── EXTRACTED ENTRIES ──

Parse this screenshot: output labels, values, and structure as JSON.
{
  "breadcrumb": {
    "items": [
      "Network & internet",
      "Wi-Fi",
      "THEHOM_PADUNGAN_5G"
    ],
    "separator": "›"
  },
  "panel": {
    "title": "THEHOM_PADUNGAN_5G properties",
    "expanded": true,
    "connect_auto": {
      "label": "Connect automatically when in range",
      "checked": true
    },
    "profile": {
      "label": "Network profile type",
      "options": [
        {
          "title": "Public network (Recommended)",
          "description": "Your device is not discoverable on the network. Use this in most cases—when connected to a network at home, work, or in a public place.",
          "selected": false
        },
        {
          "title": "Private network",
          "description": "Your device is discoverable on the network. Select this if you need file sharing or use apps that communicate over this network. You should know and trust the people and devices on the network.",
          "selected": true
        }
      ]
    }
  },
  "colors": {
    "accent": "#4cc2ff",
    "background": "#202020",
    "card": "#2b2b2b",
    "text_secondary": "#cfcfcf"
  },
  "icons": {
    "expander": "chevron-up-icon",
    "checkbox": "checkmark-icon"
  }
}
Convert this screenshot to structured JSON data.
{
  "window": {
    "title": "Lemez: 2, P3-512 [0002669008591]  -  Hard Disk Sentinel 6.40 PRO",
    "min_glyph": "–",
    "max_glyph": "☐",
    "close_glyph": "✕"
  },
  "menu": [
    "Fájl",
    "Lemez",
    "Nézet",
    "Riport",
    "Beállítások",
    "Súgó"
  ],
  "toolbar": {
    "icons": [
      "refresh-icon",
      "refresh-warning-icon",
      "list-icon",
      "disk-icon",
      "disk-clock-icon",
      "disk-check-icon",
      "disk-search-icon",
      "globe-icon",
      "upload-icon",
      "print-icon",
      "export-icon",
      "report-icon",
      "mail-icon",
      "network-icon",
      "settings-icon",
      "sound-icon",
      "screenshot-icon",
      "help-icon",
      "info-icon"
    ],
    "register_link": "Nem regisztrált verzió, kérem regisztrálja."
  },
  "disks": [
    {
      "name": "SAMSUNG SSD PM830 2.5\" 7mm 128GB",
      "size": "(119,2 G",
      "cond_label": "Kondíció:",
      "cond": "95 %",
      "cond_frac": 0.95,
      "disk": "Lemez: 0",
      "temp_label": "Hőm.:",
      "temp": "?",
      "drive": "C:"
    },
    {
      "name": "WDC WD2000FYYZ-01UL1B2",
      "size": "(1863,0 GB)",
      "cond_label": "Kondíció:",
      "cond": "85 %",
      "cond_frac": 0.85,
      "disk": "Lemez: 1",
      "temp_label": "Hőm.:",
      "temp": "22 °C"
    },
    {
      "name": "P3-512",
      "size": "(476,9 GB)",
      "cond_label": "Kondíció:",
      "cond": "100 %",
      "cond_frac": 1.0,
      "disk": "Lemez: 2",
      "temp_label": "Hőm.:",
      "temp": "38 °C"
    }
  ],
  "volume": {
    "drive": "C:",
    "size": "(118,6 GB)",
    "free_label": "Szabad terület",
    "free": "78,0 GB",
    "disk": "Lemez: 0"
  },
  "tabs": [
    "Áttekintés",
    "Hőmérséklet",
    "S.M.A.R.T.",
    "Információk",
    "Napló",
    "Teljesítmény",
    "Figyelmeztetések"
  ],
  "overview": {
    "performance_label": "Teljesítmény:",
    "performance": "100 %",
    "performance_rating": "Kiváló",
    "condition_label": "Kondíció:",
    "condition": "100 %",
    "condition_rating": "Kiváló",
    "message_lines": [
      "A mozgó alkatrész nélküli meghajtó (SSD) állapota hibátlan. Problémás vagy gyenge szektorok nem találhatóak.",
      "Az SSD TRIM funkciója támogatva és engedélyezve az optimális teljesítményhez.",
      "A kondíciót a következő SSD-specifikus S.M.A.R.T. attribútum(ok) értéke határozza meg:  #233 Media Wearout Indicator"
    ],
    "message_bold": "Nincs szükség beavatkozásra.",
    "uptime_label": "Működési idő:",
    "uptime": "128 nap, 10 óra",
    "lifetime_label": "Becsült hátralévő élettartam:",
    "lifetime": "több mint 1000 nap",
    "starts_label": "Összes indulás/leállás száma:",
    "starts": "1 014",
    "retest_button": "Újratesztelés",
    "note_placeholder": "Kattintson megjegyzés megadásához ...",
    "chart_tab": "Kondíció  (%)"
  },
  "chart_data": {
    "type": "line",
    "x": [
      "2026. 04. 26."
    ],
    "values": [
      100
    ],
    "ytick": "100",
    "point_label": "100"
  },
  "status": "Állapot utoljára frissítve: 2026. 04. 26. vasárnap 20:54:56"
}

───
── EXTRACTED ENTRIES ──

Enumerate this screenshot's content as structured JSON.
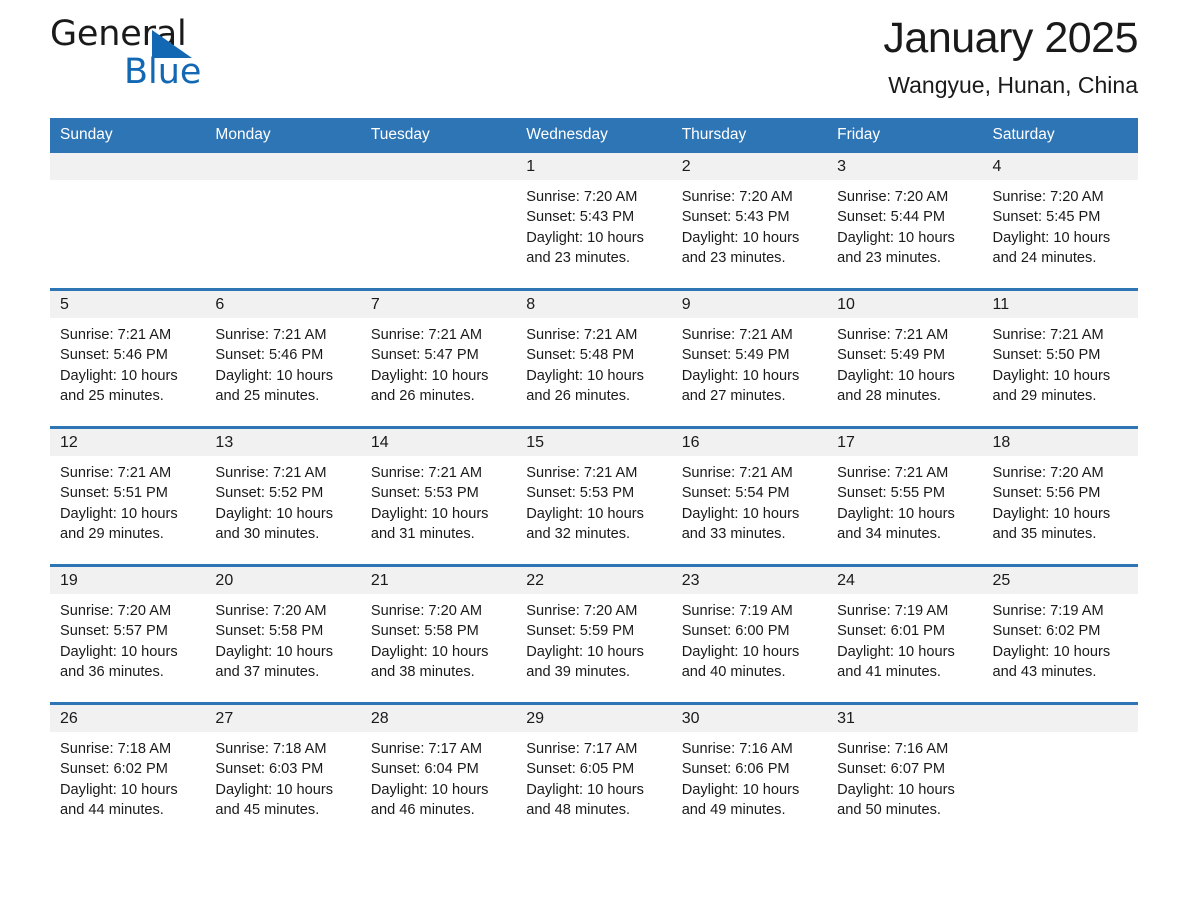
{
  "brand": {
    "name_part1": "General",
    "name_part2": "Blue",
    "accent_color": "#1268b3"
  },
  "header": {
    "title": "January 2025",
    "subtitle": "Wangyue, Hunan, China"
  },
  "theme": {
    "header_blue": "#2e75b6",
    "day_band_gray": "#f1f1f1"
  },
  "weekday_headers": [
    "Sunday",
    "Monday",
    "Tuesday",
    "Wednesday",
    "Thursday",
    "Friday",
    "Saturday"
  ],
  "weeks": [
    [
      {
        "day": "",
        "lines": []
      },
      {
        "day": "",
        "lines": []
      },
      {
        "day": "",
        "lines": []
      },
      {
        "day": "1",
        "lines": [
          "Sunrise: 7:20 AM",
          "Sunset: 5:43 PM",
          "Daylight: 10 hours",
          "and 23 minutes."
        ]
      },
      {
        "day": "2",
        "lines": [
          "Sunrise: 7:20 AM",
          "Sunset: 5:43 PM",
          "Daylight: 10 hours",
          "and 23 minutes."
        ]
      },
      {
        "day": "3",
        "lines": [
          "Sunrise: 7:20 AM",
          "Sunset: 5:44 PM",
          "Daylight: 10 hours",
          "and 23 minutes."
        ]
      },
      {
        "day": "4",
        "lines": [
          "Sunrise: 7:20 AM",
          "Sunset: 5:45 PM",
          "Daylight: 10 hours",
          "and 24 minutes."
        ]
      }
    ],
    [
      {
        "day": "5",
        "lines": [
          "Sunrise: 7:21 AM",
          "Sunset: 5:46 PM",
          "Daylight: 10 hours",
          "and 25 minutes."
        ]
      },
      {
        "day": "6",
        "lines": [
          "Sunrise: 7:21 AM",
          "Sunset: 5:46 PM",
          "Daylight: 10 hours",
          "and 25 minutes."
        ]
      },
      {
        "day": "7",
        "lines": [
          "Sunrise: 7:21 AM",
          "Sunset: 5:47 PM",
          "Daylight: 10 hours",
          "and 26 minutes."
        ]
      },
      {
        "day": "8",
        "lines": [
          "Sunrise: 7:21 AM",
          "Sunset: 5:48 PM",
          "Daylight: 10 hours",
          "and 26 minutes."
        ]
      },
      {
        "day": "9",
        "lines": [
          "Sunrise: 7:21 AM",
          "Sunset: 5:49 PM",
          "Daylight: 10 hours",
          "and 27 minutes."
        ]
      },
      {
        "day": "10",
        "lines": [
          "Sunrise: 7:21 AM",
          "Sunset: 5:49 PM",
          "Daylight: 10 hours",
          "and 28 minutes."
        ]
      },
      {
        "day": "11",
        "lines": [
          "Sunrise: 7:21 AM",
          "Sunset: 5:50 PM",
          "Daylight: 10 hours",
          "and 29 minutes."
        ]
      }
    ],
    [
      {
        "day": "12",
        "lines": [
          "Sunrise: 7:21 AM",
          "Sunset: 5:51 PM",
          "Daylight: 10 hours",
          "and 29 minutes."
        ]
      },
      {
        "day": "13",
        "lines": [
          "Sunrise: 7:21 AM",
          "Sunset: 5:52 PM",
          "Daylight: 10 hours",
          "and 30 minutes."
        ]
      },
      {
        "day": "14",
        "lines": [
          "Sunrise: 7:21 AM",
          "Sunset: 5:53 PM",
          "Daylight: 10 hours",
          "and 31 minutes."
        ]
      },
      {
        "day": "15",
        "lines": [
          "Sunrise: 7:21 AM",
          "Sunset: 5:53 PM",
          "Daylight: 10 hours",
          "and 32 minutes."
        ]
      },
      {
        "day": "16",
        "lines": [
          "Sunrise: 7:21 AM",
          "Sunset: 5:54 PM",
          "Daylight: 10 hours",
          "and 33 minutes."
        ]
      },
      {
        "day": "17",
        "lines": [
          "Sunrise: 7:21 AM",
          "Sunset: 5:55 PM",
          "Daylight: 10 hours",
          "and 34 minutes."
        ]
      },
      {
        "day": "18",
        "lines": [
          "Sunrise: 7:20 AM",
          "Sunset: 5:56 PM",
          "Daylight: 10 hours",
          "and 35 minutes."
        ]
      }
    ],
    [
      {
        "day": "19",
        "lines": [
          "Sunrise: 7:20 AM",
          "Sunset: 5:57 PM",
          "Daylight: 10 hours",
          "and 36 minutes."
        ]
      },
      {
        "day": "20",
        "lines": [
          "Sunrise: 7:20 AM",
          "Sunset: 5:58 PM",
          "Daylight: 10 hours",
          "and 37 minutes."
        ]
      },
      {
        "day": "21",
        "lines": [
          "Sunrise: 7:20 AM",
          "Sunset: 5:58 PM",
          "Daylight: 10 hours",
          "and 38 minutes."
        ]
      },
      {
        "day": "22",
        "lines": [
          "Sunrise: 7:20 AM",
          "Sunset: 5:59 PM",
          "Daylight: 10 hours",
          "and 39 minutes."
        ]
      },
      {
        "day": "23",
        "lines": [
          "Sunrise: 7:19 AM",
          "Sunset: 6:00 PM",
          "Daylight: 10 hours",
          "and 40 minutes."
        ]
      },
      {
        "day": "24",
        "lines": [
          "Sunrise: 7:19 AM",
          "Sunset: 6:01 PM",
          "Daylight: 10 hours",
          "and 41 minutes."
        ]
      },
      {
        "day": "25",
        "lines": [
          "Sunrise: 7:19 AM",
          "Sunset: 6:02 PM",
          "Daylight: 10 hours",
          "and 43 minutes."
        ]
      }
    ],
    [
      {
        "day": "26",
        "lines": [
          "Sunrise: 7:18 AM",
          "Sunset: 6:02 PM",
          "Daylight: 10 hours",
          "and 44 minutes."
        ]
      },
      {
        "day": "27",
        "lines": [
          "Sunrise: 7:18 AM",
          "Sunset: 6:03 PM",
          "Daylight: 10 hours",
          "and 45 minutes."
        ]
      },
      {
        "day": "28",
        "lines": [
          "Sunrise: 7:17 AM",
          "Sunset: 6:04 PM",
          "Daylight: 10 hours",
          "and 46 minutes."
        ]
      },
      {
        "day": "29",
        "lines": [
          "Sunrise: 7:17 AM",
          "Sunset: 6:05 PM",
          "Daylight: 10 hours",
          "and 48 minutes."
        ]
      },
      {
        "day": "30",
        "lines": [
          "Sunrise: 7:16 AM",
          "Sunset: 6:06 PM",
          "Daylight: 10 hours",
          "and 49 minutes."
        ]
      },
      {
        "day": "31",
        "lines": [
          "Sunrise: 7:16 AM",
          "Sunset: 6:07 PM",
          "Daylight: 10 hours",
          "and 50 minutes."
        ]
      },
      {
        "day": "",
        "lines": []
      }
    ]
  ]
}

───
── EXTRACTED ENTRIES ──

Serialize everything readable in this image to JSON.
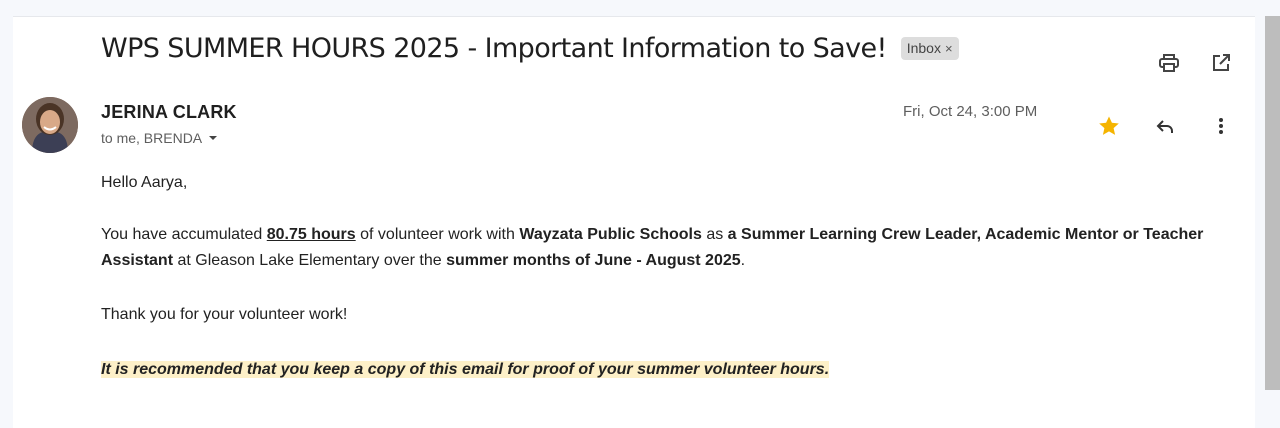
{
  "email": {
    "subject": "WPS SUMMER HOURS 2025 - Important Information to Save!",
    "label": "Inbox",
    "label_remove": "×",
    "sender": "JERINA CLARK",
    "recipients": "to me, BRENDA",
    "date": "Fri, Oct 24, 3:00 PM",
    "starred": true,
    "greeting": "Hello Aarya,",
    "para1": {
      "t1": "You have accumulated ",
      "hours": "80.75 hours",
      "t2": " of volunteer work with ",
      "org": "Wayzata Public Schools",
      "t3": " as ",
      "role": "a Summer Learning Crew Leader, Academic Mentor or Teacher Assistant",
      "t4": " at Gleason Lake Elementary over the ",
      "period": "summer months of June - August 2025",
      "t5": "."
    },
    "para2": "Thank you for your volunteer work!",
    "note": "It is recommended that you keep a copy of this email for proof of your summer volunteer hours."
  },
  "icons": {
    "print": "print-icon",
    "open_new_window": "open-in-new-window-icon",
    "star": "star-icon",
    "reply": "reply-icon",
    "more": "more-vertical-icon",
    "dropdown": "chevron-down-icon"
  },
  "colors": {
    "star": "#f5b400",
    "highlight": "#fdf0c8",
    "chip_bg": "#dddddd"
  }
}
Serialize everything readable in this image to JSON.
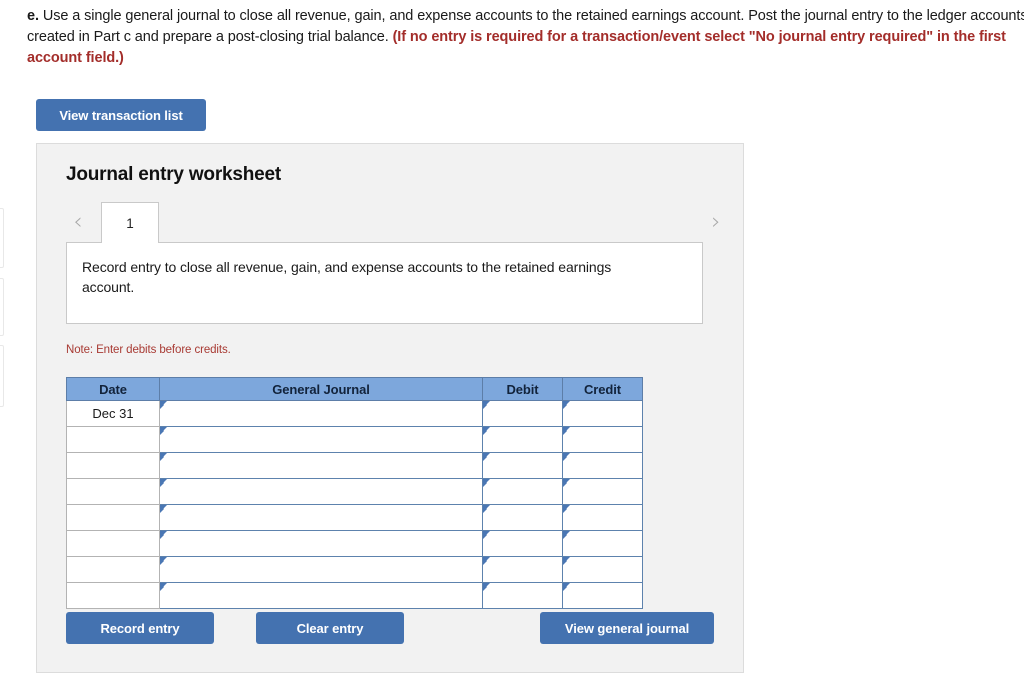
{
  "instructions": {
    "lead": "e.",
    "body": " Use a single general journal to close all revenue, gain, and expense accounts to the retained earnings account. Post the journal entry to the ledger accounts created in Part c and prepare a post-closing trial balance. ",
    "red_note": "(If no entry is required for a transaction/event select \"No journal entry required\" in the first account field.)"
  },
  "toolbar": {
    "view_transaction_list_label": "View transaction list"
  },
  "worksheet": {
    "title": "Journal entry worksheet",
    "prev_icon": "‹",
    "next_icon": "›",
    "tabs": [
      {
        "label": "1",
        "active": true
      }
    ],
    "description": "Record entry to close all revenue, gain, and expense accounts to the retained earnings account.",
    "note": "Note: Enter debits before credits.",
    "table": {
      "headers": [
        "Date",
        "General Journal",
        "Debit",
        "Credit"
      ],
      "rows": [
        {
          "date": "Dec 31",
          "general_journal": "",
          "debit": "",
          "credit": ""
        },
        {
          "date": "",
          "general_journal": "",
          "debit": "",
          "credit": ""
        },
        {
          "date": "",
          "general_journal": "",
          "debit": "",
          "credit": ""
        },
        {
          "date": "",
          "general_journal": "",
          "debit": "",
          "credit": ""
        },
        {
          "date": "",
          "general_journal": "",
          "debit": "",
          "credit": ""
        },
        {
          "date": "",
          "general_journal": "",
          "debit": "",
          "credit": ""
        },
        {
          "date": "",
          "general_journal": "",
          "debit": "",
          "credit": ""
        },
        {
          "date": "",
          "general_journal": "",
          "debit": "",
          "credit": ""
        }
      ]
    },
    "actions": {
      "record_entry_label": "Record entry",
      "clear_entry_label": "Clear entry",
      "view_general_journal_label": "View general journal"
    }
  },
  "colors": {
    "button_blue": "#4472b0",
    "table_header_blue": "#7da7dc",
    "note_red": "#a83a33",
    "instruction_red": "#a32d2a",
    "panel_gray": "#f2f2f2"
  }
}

───

◆ EXERCISE REQUIREMENTS
From the data above, copy each line that holds "size".

◆ ANSWER FOR THIS EXERCISE
      "size": "(119,2 G",
      "size": "(1863,0 GB)",
      "size": "(476,9 GB)",
    "size": "(118,6 GB)",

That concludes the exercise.